→ **TEXTO PROPORCIONADO**
──────

Ahora, pasemos al concepto de “universidad”. La universidad ha sido el contexto en el que el ser humano ha desarrollado su razón a lo largo de toda la historia. Es el sitio donde las mentes se cultivan, en que la razón halla las fuentes de su deleite. Con la llegada de la ilustración y la modernidad, las universidades llevaron a los límites el amor a la razón como máxima fuente de iluminación, y luego la fe fue sistemáticamente desplazada. Esta corriente de pensamiento, que es la que gobierna nuestro mundo occidental hoy, fue la que implícitamente colaboró con la difusión de esta aparente dicotomía entre razón/fe. De este modo, los movimiento evangélicos viendo en la razón un peligro, configuraron el siguiente esquema dicotómico de la realidad, que es el que heredamos nosotros: razón-carne-mal-mundo/fe-espíritu-bien-cristianismo, situándose la razón en los polos más cercanos al pecado humano.

¿y qué sucede hoy? En este momento Chile está siendo testigo de una innumerable cantidad de grupos evangelísticos, y algunos de ellos han puesto sus pies en las entradas de las universidades. Pero como se ha expuesto, muchos de ellos van a las universidades con la consigna “salvar almas” y han olvidado “salvar mentes”. Así, los estudiantes universitarios que son “evangelizados” ven a estos grupos como un conjunto de fanáticos locos e irracionales que se consideran a sí mismos profetas, y en vez de tomarlos en cuenta, usualmente los ignoran o peor, se burlan de ellos. A su vez, los miembros de estos grupos se sienten burlados, pasados a llevar, y configuran en sus imaginarios un concepto de “martirio por la causa de Cristo”, cuando en realidad NO es así. El hecho de que seamos despreciados no es por la causa de Cristo, sino por nuestros conceptos errados de lo que es “evangelizar”. Si la universidad es la casa de la razón iluminista y moderna, y si aceptamos el mandato de Cristo como lo comprendió Pablo, sabríamos que la mejor forma de evangelizar en las universidades es precisamente predicándole a las mentes de los estudiantes. Esto, indudablemente debe estar conectado con la evangelización de los afectos, porque de otra manera caeríamos en un evangelismo humanista y nos alejaríamos del concepto Bíblico.

Ahora, ¿qué significa que estemos en la era posmoderna? Básicamente dos cosas: que los modelos colectivos están fracturados, es decir, la gente ya no confía en las grandes cosmovisiones como el comunismo, el capitalismo, e incluso el cristianismo, puesto que en la modernidad muchos de los modelos fracasaron; y en segundo lugar, estamos presenciando un gran crecimiento de la fe de las personas, pero no en Cristo, sino en cualquier otra religión, lo cual implica que el cristianismo está en serios problemas puesto que ha perdido credibilidad. Sólo miremos la desconfianza de la gente en la Iglesia Romana, y siendo autocríticos, miremos también la desconfianza de la gente en el modelo evangélico.

──────

→ **CONSIGNA 1**
Según el texto proporcionado, ¿con qué consigna acuden muchos grupos evangelísticos a las universidades?
→ **CONSIGNA 2**
Cita del texto proporcionado el pasaje que va desde "Ahora, ¿qué significa" hasta "el modelo evangélico.".
Las entradas no guardan relación alguna con el texto proporcionado.

→ **CONJUNTO DE ENTRADAS**

──────

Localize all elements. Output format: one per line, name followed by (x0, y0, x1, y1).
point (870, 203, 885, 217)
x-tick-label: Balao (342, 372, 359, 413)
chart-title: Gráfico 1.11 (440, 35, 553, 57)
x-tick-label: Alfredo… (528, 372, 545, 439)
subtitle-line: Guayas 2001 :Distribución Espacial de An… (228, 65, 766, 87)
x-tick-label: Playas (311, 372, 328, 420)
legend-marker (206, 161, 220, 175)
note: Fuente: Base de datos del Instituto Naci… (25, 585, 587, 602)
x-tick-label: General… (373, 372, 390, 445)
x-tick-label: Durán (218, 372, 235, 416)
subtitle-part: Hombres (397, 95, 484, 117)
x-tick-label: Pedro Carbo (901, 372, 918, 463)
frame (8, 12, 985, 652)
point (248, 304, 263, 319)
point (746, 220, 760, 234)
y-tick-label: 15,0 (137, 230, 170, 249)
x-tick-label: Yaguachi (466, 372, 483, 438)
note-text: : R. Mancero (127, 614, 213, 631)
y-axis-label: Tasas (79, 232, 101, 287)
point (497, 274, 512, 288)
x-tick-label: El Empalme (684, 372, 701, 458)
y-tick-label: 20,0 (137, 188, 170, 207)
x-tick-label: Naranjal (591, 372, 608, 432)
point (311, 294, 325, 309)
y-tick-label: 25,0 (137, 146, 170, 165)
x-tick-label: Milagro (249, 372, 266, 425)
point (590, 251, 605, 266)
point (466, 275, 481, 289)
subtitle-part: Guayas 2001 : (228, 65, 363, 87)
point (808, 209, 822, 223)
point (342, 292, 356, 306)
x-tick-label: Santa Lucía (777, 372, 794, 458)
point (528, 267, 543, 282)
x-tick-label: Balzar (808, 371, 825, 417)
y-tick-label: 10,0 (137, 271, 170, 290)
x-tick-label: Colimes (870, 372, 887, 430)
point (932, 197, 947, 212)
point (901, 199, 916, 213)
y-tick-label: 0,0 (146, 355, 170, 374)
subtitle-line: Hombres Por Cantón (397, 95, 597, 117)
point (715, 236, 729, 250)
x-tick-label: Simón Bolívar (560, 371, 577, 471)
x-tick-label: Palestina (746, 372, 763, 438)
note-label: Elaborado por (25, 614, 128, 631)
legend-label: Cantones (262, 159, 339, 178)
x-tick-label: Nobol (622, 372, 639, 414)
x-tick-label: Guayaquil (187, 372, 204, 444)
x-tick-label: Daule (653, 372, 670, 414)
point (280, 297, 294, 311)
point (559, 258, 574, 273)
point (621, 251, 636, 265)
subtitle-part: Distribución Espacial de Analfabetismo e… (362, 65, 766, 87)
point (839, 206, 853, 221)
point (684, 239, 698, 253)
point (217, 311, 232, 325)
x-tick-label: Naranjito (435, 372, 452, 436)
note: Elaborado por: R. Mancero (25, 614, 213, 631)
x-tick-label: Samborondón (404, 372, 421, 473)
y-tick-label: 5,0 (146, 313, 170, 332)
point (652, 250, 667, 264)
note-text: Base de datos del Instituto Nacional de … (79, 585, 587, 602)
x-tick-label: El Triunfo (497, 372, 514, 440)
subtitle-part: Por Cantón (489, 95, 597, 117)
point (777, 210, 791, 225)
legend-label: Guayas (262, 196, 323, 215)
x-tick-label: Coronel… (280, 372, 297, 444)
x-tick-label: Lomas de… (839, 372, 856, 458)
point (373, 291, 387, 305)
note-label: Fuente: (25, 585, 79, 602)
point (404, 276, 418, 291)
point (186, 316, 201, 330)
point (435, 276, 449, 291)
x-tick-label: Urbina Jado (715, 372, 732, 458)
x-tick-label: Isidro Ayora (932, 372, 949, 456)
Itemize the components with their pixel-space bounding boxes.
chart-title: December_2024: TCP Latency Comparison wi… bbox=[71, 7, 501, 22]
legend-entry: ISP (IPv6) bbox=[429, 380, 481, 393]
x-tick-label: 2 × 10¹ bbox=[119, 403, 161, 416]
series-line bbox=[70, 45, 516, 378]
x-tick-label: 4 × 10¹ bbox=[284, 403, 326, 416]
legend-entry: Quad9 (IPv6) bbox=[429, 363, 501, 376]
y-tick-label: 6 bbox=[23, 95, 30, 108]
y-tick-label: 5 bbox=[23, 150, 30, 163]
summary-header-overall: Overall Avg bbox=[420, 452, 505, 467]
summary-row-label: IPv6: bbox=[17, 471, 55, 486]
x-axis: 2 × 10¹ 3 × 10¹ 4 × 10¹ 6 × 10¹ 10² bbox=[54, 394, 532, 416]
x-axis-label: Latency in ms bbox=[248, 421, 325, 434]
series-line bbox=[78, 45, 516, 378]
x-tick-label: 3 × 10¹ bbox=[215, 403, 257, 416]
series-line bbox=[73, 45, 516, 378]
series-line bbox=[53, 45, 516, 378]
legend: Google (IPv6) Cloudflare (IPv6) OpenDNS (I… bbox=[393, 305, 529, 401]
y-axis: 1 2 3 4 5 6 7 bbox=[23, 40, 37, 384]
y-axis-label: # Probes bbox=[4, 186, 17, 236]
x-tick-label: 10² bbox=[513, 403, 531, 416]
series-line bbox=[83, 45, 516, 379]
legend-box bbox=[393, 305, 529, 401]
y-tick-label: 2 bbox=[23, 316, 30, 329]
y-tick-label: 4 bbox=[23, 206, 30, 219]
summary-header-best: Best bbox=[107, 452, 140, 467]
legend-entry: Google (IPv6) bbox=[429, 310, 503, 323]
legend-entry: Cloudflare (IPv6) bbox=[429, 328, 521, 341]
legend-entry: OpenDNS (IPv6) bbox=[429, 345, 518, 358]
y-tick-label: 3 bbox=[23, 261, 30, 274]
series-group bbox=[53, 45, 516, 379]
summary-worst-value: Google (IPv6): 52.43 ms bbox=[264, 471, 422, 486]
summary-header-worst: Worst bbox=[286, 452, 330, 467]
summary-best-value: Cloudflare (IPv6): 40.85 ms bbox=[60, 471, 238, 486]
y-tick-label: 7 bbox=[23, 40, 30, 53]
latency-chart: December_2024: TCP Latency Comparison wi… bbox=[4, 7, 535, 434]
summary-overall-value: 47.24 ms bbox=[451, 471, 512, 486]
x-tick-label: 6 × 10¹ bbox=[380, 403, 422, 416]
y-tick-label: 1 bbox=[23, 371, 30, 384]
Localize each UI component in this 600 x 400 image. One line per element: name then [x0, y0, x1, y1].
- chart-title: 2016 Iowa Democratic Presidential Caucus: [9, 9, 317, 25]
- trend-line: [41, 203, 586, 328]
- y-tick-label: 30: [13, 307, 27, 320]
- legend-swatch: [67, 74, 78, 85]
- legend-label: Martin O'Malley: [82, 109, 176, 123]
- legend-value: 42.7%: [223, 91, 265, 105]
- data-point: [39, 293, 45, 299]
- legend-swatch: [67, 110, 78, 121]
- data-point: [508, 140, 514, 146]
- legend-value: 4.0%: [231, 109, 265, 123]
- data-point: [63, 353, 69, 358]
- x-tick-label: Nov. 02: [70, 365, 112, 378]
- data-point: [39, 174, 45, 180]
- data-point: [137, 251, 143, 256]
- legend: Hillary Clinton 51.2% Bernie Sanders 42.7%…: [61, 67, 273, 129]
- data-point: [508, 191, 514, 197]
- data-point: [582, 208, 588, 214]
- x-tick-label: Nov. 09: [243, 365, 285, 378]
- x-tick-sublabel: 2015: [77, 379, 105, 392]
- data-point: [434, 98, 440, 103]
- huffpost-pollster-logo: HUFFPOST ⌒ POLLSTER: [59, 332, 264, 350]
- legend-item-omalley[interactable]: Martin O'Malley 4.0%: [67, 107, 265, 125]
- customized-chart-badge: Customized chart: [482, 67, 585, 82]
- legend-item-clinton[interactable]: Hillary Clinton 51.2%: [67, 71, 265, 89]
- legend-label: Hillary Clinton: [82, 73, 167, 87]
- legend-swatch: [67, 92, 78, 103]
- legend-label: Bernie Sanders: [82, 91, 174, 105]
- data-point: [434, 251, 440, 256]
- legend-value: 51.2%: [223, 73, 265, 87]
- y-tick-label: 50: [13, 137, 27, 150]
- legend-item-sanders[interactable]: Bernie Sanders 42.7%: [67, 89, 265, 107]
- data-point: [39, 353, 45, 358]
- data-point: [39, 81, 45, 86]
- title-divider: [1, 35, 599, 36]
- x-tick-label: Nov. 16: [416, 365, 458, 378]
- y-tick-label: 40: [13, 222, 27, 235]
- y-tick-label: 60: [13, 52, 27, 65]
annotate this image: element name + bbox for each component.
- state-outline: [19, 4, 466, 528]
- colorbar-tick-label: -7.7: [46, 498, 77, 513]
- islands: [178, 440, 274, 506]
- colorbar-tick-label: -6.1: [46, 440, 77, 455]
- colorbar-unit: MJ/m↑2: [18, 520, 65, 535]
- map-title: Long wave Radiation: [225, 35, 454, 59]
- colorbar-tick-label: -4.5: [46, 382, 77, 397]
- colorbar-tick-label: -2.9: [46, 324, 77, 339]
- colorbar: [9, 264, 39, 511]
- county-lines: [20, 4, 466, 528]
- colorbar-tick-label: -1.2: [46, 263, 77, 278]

──────

→ **RESPUESTA REDACTADA 1**
Con la consigna "salvar almas".

→ **RESPUESTA REDACTADA 2**
Ahora, ¿qué significa que estemos en la era posmoderna? Básicamente dos cosas: que los modelos colectivos están fracturados, es decir, la gente ya no confía en las grandes cosmovisiones como el comunismo, el capitalismo, e incluso el cristianismo, puesto que en la modernidad muchos de los modelos fracasaron; y en segundo lugar, estamos presenciando un gran crecimiento de la fe de las personas, pero no en Cristo, sino en cualquier otra religión, lo cual implica que el cristianismo está en serios problemas puesto que ha perdido credibilidad. Sólo miremos la desconfianza de la gente en la Iglesia Romana, y siendo autocríticos, miremos también la desconfianza de la gente en el modelo evangélico.